WHAT YOU SHOULD DO => Your task is to repeat the entries underneath exactly, minus the pictures.

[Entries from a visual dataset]
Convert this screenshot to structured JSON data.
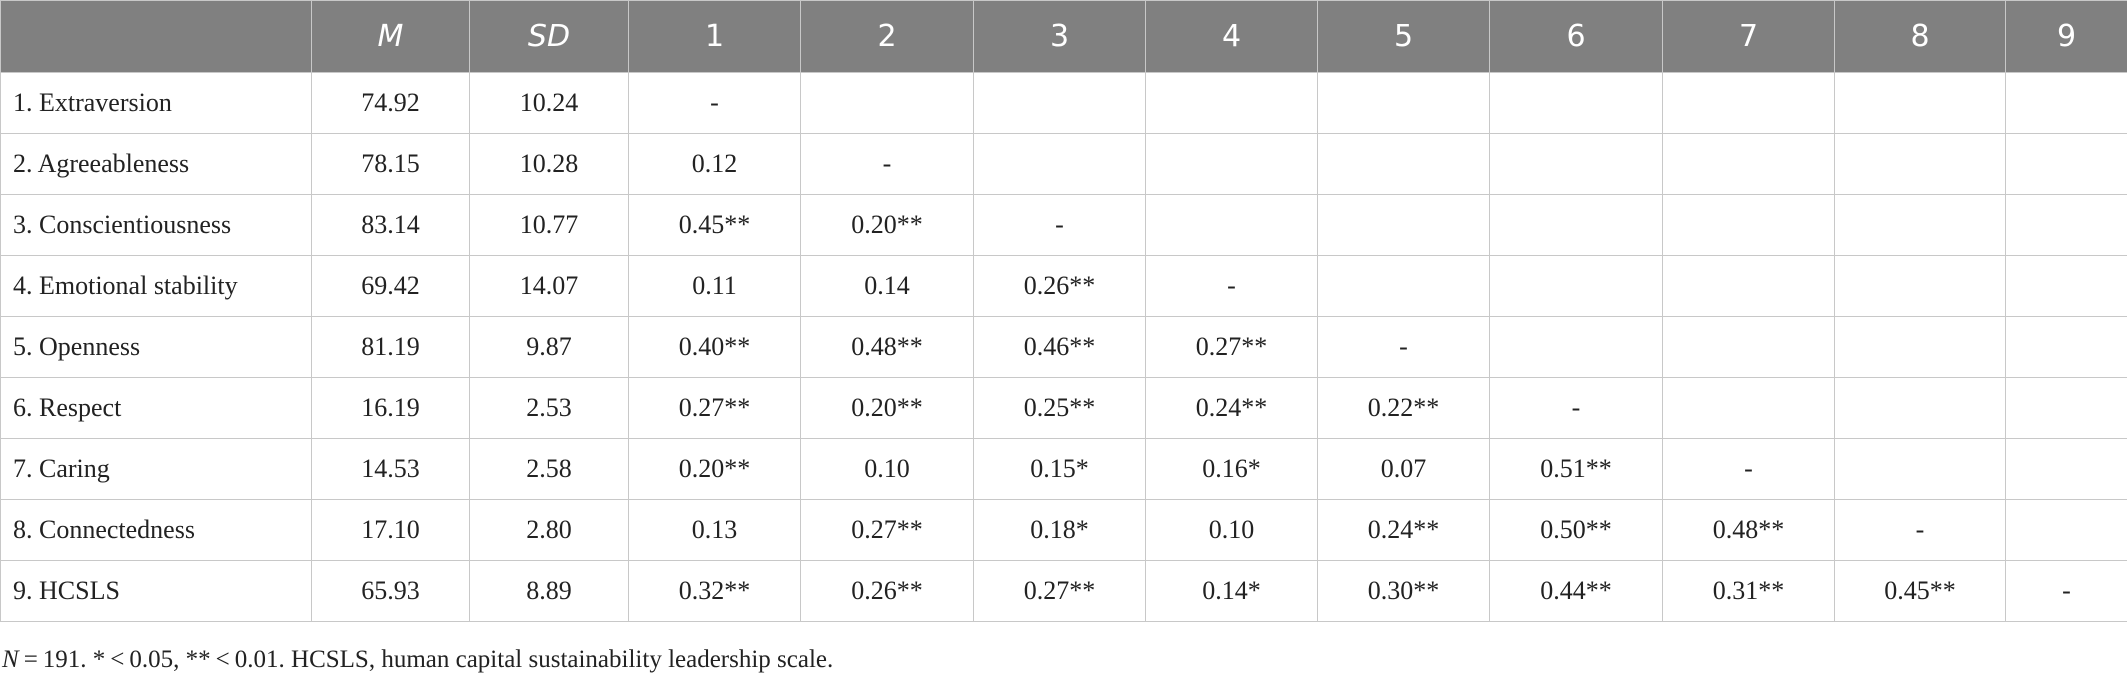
{
  "table": {
    "header": [
      "M",
      "SD",
      "1",
      "2",
      "3",
      "4",
      "5",
      "6",
      "7",
      "8",
      "9"
    ],
    "rows": [
      [
        "1. Extraversion",
        "74.92",
        "10.24",
        "-",
        null,
        null,
        null,
        null,
        null,
        null,
        null,
        null
      ],
      [
        "2. Agreeableness",
        "78.15",
        "10.28",
        "0.12",
        "-",
        null,
        null,
        null,
        null,
        null,
        null,
        null
      ],
      [
        "3. Conscientiousness",
        "83.14",
        "10.77",
        "0.45**",
        "0.20**",
        "-",
        null,
        null,
        null,
        null,
        null,
        null
      ],
      [
        "4. Emotional stability",
        "69.42",
        "14.07",
        "0.11",
        "0.14",
        "0.26**",
        "-",
        null,
        null,
        null,
        null,
        null
      ],
      [
        "5. Openness",
        "81.19",
        "9.87",
        "0.40**",
        "0.48**",
        "0.46**",
        "0.27**",
        "-",
        null,
        null,
        null,
        null
      ],
      [
        "6. Respect",
        "16.19",
        "2.53",
        "0.27**",
        "0.20**",
        "0.25**",
        "0.24**",
        "0.22**",
        "-",
        null,
        null,
        null
      ],
      [
        "7. Caring",
        "14.53",
        "2.58",
        "0.20**",
        "0.10",
        "0.15*",
        "0.16*",
        "0.07",
        "0.51**",
        "-",
        null,
        null
      ],
      [
        "8. Connectedness",
        "17.10",
        "2.80",
        "0.13",
        "0.27**",
        "0.18*",
        "0.10",
        "0.24**",
        "0.50**",
        "0.48**",
        "-",
        null
      ],
      [
        "9. HCSLS",
        "65.93",
        "8.89",
        "0.32**",
        "0.26**",
        "0.27**",
        "0.14*",
        "0.30**",
        "0.44**",
        "0.31**",
        "0.45**",
        "-"
      ]
    ]
  },
  "note": {
    "symbol": "N",
    "text": " = 191. * < 0.05, ** < 0.01. HCSLS, human capital sustainability leadership scale."
  }
}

TASK SOLUTION =>
Convert this screenshot to structured JSON data.
{
  "table": {
    "header": [
      "M",
      "SD",
      "1",
      "2",
      "3",
      "4",
      "5",
      "6",
      "7",
      "8",
      "9"
    ],
    "rows": [
      [
        "1. Extraversion",
        "74.92",
        "10.24",
        "-",
        null,
        null,
        null,
        null,
        null,
        null,
        null,
        null
      ],
      [
        "2. Agreeableness",
        "78.15",
        "10.28",
        "0.12",
        "-",
        null,
        null,
        null,
        null,
        null,
        null,
        null
      ],
      [
        "3. Conscientiousness",
        "83.14",
        "10.77",
        "0.45**",
        "0.20**",
        "-",
        null,
        null,
        null,
        null,
        null,
        null
      ],
      [
        "4. Emotional stability",
        "69.42",
        "14.07",
        "0.11",
        "0.14",
        "0.26**",
        "-",
        null,
        null,
        null,
        null,
        null
      ],
      [
        "5. Openness",
        "81.19",
        "9.87",
        "0.40**",
        "0.48**",
        "0.46**",
        "0.27**",
        "-",
        null,
        null,
        null,
        null
      ],
      [
        "6. Respect",
        "16.19",
        "2.53",
        "0.27**",
        "0.20**",
        "0.25**",
        "0.24**",
        "0.22**",
        "-",
        null,
        null,
        null
      ],
      [
        "7. Caring",
        "14.53",
        "2.58",
        "0.20**",
        "0.10",
        "0.15*",
        "0.16*",
        "0.07",
        "0.51**",
        "-",
        null,
        null
      ],
      [
        "8. Connectedness",
        "17.10",
        "2.80",
        "0.13",
        "0.27**",
        "0.18*",
        "0.10",
        "0.24**",
        "0.50**",
        "0.48**",
        "-",
        null
      ],
      [
        "9. HCSLS",
        "65.93",
        "8.89",
        "0.32**",
        "0.26**",
        "0.27**",
        "0.14*",
        "0.30**",
        "0.44**",
        "0.31**",
        "0.45**",
        "-"
      ]
    ]
  },
  "note": {
    "symbol": "N",
    "text": " = 191. * < 0.05, ** < 0.01. HCSLS, human capital sustainability leadership scale."
  }
}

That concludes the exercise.